▶ [Given request]:
Wherever a line below holds the word "المتناظرة", copy that line.

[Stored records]
+--
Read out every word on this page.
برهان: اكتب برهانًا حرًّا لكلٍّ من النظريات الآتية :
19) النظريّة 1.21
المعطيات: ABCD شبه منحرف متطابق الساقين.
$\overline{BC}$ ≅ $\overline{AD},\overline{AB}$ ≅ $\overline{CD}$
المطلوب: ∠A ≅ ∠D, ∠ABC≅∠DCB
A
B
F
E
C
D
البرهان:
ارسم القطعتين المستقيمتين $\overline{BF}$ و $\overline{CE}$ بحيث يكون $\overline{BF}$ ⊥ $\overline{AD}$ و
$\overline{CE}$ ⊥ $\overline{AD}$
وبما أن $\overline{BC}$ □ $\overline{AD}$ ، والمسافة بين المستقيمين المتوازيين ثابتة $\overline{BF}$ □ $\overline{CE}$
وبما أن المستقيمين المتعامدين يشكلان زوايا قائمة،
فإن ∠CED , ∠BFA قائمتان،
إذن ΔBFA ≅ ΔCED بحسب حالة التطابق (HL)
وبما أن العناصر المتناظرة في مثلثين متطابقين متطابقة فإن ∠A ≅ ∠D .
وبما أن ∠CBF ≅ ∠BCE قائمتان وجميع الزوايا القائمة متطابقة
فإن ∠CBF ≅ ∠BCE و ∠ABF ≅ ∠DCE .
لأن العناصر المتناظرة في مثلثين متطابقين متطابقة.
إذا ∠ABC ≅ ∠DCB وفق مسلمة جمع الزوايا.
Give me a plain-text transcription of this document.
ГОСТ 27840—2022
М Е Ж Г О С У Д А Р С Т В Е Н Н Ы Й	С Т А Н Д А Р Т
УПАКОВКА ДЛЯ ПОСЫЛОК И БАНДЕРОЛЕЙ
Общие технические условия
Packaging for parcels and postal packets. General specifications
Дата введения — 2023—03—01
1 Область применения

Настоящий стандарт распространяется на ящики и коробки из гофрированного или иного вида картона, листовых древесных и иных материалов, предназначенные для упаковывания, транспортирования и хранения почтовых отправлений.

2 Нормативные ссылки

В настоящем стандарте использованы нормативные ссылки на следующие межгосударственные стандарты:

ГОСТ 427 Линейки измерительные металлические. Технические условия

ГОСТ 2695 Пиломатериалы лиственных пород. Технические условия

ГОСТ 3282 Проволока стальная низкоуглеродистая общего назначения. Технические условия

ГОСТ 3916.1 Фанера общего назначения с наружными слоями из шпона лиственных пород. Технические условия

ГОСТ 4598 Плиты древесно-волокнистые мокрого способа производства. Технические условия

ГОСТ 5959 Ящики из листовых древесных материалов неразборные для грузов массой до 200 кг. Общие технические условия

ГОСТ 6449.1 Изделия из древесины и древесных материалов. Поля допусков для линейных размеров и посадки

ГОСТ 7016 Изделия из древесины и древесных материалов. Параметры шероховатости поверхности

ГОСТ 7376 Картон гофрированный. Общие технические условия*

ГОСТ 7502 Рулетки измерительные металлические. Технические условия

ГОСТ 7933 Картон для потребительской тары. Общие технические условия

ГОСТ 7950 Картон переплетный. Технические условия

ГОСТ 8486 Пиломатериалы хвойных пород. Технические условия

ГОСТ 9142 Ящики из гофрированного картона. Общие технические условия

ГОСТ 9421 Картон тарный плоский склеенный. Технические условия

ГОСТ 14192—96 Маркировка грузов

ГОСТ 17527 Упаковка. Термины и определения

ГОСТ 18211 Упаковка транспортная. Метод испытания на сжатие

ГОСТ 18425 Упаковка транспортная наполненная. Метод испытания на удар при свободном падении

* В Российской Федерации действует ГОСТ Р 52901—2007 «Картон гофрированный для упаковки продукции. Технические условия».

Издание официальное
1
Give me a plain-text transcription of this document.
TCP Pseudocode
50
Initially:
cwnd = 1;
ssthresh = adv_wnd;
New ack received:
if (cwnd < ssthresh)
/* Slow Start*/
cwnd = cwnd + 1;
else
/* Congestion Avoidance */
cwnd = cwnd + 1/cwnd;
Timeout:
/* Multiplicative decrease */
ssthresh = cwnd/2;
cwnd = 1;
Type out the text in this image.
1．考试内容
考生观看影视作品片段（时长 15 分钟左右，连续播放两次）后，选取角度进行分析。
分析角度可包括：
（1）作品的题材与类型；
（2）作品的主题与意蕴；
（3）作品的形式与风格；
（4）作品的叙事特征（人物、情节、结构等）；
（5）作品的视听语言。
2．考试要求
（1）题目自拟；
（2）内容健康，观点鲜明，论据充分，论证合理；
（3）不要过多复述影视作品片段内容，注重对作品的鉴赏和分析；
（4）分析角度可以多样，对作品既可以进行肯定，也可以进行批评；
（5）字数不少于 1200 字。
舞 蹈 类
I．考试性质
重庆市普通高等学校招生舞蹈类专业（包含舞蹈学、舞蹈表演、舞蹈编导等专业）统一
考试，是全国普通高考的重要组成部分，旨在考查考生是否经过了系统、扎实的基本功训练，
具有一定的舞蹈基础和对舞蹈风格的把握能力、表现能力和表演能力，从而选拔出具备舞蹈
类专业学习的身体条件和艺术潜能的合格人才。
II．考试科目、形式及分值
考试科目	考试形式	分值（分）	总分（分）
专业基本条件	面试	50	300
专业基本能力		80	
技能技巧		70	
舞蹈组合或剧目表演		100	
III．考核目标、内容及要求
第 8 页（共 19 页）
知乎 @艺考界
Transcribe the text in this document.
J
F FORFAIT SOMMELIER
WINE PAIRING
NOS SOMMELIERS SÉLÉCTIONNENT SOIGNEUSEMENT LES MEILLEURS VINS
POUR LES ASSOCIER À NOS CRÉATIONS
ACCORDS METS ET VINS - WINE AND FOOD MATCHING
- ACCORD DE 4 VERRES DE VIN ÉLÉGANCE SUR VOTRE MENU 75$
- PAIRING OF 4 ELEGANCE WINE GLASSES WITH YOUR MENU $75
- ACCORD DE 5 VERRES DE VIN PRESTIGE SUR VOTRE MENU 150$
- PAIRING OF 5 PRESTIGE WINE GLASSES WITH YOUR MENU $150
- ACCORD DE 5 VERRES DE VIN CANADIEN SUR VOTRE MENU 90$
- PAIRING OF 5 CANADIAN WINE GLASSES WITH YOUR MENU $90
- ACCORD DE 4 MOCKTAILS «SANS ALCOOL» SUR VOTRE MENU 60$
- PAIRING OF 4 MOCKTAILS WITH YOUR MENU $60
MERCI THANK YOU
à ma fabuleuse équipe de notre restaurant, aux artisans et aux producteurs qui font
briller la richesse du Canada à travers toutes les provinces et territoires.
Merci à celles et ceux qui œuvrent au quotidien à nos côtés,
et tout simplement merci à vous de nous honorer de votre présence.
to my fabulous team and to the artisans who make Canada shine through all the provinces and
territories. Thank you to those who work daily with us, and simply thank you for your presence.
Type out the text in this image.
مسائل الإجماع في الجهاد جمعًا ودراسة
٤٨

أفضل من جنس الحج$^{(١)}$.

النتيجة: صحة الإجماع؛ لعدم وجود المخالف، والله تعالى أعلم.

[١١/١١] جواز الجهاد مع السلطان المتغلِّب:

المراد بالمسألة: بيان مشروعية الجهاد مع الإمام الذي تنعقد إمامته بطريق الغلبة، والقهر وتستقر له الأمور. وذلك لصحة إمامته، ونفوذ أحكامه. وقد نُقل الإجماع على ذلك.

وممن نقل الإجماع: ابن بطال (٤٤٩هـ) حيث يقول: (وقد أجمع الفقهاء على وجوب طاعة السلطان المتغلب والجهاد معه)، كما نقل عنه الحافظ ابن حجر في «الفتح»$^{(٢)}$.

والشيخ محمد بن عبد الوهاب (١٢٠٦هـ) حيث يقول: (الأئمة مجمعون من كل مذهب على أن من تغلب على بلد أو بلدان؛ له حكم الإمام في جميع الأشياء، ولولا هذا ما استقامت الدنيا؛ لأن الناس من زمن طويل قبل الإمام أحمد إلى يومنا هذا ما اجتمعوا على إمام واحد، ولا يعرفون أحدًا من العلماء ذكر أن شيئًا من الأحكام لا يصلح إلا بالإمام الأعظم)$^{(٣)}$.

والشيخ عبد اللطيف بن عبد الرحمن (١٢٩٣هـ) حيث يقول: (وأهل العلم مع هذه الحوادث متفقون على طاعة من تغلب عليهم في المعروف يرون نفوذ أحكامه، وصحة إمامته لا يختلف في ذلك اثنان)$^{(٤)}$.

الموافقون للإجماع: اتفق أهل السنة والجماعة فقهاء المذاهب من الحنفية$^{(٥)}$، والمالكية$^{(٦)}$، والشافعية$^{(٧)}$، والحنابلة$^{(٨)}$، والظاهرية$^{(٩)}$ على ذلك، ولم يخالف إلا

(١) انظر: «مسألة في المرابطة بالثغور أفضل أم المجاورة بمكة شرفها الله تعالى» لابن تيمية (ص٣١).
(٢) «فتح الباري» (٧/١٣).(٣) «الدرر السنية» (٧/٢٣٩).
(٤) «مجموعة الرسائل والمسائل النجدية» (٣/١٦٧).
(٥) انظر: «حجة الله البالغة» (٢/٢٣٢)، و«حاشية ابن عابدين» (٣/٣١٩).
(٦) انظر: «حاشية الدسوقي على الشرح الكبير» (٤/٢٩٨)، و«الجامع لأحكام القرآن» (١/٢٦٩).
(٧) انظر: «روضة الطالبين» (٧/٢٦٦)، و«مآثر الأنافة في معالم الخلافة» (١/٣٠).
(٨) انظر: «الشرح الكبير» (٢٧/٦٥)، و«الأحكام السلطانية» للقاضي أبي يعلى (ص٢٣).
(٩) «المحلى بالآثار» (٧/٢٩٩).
+--
▶ [Full answer]:
وبما أن العناصر المتناظرة في مثلثين متطابقين متطابقة فإن ∠A ≅ ∠D .
لأن العناصر المتناظرة في مثلثين متطابقين متطابقة.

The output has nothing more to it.